TASK DESCRIPTION
From the listing below, pull out every line where the string "Donec" appears.

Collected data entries
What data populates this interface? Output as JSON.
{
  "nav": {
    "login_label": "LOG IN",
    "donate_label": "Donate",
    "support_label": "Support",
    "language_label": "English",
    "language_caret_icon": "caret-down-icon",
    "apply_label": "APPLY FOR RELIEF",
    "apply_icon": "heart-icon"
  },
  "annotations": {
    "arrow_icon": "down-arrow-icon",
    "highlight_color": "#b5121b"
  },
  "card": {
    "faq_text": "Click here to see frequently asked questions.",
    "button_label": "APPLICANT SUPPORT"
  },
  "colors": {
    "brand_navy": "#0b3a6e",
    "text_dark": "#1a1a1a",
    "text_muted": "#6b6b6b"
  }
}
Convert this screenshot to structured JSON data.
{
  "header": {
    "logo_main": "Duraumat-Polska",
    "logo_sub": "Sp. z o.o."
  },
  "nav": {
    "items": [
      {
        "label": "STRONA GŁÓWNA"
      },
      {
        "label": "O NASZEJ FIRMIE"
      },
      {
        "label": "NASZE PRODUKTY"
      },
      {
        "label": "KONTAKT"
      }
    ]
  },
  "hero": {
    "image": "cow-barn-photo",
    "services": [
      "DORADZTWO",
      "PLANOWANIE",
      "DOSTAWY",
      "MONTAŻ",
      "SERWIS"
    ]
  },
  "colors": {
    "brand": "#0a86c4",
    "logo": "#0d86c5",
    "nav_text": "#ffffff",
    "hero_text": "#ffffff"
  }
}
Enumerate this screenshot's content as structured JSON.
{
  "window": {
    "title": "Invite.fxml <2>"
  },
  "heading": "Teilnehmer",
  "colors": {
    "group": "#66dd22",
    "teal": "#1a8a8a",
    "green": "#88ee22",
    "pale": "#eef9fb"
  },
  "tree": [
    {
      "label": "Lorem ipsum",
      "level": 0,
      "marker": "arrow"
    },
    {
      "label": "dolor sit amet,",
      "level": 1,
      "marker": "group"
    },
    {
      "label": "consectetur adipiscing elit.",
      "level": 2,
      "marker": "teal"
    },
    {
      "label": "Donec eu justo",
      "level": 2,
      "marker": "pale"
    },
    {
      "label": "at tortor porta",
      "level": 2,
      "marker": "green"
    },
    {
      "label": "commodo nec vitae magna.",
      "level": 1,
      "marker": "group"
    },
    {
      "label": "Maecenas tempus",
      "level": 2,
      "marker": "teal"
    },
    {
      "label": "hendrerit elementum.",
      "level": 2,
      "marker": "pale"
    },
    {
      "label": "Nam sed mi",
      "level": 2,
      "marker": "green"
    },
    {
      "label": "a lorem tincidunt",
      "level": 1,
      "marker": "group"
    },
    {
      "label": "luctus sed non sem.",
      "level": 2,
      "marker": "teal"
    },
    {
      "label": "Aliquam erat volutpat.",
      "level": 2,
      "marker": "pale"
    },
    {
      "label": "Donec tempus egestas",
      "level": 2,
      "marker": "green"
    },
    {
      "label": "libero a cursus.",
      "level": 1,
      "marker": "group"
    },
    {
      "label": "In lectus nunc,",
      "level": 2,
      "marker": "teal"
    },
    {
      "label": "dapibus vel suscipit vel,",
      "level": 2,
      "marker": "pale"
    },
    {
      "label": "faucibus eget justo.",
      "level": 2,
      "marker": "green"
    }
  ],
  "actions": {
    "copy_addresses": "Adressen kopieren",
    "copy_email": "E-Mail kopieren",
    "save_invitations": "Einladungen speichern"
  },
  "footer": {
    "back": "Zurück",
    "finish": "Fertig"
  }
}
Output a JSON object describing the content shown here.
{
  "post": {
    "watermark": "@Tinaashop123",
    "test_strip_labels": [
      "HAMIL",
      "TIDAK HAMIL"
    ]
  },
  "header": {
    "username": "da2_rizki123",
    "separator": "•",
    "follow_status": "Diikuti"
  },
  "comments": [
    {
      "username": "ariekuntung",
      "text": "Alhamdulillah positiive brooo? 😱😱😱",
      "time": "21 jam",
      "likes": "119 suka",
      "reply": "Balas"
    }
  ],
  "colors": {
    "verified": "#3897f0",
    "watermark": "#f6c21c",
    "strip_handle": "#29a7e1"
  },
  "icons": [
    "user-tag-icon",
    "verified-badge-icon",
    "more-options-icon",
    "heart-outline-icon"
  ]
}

EXERCISE OUTPUT
      "label": "Donec eu justo",
      "label": "Donec tempus egestas",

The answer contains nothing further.